__掲載本文__:
連帯保証人になっては…ダメ、絶対?

生活の知恵のレベルとしては、
連帯保証人にだけはなってはいけない

ということさえ知っていれば十分です。

しかしそれだけでは法律家サイトとしてアレなので、もう少し書いていきます。

まず、実は保証には、連帯保証と、連帯ではない通常の保証の2種類あります。
しかし、実務で連帯でない保証というのはまずお目にかからないので、
当サイトでも連帯保証について主に書きます。

まず保証人は、主たる債務者がその債務を履行しないときに、その履行をする責任を負う、
と決められています。(民法446条)

しかし連帯保証人の場合、その地位は、債務者と限りなく近い、
ほぼ同一の責任を負わされることになるのです。

というのも、通常の(連帯でない)保証人の場合には、債権者に請求されても、
「まずは主債務者に請求してください」と言い返したり、
主債務者に財産があることを証明して保証人自身への強制執行を免れたり等ができると
定められています。
(民法452・453条。それぞれ、催告の抗弁権、検索の抗弁権という)

しかし、これらの抗弁権は、連帯保証人には適用されない(使えない)のです。
(民法454条)

連帯保証とは、債権者にとって極めて有利で強力な規定なのです。
これらの催告・検索両抗弁権が排除されることによって、
民法446条の規定が単なるお題目のようになってしまい、
実際には連帯保証人は、債務者とほぼ同様の地位に立たされてしまうのです。

連帯保証人になるということは、自らが借金して債務を負うにも等しい効力が
発生してしまうわけです。

そうはいっても、アパートを借りるときや住宅ローンを組むとき等、
ほぼ必ず連帯保証人をつけるよう要求されると思いますので、
現状では従わざるを得ませんが…。

連帯保証は現代の奴隷制度とも揶揄されることがあります。
民法改正でどう変わるか、注目したいところです。

__作業依頼__:
連帯保証を扱った本文から、次の一文を英語に訳してください:「連帯保証とは、債権者にとって極めて有利で強力な規定なのです。」

__提供項目__:

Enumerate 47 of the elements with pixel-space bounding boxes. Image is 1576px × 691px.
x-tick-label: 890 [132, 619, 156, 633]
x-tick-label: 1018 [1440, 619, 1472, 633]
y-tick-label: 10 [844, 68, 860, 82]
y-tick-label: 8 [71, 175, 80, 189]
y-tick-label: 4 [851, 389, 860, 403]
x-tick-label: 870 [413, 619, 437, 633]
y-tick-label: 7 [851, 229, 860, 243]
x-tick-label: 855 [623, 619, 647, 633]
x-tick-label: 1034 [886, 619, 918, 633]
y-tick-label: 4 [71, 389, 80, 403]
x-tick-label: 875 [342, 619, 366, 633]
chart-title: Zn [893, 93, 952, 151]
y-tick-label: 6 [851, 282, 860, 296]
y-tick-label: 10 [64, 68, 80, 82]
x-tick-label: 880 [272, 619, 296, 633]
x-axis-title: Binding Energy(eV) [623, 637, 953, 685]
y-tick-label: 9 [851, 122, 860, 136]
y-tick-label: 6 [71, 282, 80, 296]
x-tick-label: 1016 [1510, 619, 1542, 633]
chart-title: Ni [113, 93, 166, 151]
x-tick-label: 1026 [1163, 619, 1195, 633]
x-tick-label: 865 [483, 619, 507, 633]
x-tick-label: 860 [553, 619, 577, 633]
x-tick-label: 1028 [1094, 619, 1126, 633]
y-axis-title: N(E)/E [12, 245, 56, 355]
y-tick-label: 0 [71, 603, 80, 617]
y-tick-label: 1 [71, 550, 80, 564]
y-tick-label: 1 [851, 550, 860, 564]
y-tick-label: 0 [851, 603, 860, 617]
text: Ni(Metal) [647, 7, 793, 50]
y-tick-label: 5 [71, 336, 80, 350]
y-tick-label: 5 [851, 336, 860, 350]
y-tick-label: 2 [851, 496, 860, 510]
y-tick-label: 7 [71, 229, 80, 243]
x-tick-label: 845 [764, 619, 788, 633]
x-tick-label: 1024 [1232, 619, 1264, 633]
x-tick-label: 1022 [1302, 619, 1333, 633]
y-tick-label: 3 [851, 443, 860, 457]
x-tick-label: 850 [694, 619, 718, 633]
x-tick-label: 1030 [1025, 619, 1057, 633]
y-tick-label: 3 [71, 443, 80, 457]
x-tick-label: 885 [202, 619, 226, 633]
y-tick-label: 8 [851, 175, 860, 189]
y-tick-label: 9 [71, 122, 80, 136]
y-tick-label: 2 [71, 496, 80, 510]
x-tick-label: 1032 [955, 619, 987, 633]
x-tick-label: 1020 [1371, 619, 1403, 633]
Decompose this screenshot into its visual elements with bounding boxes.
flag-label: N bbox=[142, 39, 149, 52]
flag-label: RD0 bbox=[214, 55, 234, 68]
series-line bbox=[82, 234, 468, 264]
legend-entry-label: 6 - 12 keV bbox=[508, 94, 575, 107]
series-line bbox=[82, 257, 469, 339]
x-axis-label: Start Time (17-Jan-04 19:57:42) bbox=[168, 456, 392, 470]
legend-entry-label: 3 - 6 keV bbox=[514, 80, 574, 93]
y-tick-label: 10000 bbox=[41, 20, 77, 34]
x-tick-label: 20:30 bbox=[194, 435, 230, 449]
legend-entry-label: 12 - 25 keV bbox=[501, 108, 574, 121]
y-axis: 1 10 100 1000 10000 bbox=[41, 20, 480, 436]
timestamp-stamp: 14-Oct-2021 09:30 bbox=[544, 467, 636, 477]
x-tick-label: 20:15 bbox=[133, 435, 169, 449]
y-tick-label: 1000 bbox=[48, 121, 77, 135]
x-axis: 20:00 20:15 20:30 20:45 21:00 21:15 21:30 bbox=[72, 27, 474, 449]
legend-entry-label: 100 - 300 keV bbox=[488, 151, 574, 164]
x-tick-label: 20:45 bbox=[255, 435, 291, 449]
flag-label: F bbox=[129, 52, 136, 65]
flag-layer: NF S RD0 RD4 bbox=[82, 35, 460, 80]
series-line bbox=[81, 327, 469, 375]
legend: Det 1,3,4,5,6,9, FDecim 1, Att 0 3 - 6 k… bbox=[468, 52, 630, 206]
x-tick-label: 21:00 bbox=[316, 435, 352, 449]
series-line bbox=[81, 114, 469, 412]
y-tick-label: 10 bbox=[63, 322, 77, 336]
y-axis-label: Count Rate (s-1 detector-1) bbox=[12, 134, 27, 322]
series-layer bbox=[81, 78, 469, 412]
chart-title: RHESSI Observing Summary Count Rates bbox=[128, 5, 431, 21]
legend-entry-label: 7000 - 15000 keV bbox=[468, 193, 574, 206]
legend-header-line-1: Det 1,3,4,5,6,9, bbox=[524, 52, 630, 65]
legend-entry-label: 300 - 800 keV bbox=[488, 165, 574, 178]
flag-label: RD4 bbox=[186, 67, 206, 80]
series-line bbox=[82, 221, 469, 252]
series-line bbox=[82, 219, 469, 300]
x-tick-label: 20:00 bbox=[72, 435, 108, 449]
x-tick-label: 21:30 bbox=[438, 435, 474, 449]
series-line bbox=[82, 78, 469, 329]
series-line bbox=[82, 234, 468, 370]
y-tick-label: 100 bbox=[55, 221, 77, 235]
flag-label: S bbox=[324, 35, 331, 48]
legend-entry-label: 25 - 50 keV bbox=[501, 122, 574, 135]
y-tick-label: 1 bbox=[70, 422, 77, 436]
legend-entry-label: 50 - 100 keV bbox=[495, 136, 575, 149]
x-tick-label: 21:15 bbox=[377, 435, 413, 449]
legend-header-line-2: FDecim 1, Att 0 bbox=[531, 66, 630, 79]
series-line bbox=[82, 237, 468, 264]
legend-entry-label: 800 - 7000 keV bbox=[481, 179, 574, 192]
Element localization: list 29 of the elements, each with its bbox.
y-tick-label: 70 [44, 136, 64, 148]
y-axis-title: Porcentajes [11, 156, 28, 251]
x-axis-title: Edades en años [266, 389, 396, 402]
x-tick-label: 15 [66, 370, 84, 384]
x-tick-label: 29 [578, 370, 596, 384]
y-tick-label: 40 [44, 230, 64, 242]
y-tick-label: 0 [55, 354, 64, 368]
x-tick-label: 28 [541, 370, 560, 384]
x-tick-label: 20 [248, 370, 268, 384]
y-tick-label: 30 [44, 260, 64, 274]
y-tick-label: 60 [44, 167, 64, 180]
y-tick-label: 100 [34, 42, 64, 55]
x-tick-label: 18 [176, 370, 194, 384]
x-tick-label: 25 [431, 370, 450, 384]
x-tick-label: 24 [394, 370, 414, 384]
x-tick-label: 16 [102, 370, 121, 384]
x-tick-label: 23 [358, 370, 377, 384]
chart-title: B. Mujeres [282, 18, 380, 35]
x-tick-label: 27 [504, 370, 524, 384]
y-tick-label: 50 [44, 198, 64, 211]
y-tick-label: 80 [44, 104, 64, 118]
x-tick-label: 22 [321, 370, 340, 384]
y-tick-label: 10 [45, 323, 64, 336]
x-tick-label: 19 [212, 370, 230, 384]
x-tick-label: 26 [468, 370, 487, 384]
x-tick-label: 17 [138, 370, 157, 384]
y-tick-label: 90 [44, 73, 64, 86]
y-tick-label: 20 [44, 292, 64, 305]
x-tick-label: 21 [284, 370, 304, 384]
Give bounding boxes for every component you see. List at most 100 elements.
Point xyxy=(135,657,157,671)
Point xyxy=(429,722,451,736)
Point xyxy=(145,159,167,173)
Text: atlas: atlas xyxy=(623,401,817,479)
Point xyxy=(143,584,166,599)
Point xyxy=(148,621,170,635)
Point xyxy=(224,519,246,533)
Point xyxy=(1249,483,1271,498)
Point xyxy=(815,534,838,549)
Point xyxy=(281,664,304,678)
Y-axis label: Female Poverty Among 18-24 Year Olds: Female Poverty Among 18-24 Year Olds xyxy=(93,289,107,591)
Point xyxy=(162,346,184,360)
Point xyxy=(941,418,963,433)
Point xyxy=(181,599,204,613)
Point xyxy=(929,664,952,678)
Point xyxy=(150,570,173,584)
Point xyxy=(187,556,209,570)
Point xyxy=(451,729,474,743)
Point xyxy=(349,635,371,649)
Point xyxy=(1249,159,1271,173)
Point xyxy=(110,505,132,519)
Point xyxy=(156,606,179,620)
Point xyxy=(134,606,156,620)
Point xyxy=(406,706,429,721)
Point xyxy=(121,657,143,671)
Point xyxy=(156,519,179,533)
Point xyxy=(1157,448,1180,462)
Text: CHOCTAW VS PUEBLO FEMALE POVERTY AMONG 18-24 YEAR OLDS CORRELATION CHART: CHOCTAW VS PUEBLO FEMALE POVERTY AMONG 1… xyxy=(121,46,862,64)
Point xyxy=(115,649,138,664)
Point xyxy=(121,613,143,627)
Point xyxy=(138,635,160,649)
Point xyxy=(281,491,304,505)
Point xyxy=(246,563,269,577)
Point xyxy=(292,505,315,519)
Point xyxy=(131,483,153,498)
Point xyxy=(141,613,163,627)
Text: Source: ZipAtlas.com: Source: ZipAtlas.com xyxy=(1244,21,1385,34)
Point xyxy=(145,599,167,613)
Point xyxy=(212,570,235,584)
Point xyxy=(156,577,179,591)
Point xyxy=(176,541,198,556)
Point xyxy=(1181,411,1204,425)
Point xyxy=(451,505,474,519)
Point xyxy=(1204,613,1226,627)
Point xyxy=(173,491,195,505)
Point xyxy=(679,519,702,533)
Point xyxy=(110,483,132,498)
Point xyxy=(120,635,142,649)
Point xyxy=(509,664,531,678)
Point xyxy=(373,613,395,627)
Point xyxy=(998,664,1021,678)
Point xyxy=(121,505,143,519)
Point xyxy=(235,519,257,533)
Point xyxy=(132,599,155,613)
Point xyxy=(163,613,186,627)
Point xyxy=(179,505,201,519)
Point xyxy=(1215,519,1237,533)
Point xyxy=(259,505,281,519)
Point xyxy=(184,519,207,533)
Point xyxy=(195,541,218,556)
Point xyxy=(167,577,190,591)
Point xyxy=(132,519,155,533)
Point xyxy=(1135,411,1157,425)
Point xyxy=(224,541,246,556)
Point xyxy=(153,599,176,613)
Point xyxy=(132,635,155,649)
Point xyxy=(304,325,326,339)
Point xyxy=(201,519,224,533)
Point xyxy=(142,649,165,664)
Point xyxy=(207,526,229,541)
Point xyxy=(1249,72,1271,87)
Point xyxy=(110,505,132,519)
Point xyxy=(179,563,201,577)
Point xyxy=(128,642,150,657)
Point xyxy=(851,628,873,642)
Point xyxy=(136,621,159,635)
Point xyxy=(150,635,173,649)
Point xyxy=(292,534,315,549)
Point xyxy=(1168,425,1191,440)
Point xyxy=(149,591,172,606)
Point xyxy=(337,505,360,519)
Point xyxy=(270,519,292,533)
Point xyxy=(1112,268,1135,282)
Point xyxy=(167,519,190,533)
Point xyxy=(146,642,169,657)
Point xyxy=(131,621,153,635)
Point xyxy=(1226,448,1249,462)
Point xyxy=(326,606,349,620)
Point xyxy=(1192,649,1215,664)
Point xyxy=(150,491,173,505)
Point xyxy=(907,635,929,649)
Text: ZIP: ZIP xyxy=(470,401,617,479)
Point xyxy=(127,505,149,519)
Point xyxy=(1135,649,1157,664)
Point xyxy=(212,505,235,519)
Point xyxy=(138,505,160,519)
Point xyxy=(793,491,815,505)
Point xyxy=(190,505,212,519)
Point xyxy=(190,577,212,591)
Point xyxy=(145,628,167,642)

__解答__:
A joint and several guarantee is a provision that is extremely advantageous and powerful for the creditor.